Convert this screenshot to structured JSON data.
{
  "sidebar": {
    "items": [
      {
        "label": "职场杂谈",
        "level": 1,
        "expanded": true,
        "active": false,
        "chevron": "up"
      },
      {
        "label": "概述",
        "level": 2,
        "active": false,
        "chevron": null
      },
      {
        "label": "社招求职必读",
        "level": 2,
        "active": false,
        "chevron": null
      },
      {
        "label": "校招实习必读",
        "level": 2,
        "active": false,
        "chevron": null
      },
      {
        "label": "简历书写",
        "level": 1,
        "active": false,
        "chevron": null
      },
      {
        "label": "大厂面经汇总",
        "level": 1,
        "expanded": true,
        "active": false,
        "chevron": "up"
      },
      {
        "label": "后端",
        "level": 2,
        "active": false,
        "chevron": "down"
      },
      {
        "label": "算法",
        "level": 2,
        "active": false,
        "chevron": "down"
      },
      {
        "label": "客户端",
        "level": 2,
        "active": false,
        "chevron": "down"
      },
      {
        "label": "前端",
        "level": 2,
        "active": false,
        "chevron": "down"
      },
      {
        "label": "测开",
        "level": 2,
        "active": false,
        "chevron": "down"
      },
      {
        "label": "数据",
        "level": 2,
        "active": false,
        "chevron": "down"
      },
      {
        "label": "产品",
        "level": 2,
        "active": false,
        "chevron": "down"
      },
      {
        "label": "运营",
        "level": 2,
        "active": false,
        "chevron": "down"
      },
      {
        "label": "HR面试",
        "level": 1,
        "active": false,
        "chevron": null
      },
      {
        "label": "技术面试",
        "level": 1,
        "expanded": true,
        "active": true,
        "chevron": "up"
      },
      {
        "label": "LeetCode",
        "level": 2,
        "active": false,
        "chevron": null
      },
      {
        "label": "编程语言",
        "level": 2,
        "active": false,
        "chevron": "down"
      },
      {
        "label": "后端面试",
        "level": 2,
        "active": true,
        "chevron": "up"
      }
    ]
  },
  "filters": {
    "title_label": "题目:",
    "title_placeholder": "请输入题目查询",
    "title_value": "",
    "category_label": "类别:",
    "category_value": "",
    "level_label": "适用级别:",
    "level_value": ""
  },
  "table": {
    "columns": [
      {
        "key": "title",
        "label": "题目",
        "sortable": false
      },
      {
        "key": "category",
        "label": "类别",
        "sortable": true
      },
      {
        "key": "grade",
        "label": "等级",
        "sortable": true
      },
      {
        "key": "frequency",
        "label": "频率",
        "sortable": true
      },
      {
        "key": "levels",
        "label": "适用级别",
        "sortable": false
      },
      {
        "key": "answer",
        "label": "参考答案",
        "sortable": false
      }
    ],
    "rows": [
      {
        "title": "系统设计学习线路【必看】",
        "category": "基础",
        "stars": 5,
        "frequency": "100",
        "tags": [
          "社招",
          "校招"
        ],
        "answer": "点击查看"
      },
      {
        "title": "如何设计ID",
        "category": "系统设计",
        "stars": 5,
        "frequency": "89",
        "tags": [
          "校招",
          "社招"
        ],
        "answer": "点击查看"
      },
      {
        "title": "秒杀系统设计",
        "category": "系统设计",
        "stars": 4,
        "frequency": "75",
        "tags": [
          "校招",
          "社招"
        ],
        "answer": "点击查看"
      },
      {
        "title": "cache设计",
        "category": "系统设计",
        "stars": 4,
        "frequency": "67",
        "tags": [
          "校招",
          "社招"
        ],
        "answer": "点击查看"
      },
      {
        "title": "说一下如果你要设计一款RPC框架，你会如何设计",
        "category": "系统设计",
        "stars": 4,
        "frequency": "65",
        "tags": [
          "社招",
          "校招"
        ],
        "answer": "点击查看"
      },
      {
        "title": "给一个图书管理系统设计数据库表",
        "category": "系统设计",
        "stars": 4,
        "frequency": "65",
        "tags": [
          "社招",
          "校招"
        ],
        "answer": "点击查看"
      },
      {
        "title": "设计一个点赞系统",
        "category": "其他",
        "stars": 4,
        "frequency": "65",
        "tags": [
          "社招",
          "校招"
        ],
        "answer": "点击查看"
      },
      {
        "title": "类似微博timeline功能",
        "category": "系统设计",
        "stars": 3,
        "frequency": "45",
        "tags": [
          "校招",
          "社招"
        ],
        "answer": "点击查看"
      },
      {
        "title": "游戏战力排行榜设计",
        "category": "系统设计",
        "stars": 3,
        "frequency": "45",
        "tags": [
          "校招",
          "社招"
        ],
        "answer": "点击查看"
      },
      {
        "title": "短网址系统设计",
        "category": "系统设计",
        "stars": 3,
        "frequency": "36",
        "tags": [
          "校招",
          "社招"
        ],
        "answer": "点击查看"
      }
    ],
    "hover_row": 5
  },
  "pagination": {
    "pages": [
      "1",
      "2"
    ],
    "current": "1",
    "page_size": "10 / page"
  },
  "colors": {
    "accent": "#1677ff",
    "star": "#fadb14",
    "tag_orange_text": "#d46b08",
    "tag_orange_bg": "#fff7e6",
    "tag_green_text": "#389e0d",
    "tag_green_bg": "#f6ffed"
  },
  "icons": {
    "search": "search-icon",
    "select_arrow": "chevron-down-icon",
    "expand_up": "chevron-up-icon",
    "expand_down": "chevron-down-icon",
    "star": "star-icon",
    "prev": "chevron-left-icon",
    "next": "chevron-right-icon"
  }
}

What to do:
Pull out every line of the entries that includes the word "frequency".

Answer for this exercise:
        "key": "frequency",
        "frequency": "100",
        "frequency": "89",
        "frequency": "75",
        "frequency": "67",
        "frequency": "65",
        "frequency": "65",
        "frequency": "65",
        "frequency": "45",
        "frequency": "45",
        "frequency": "36",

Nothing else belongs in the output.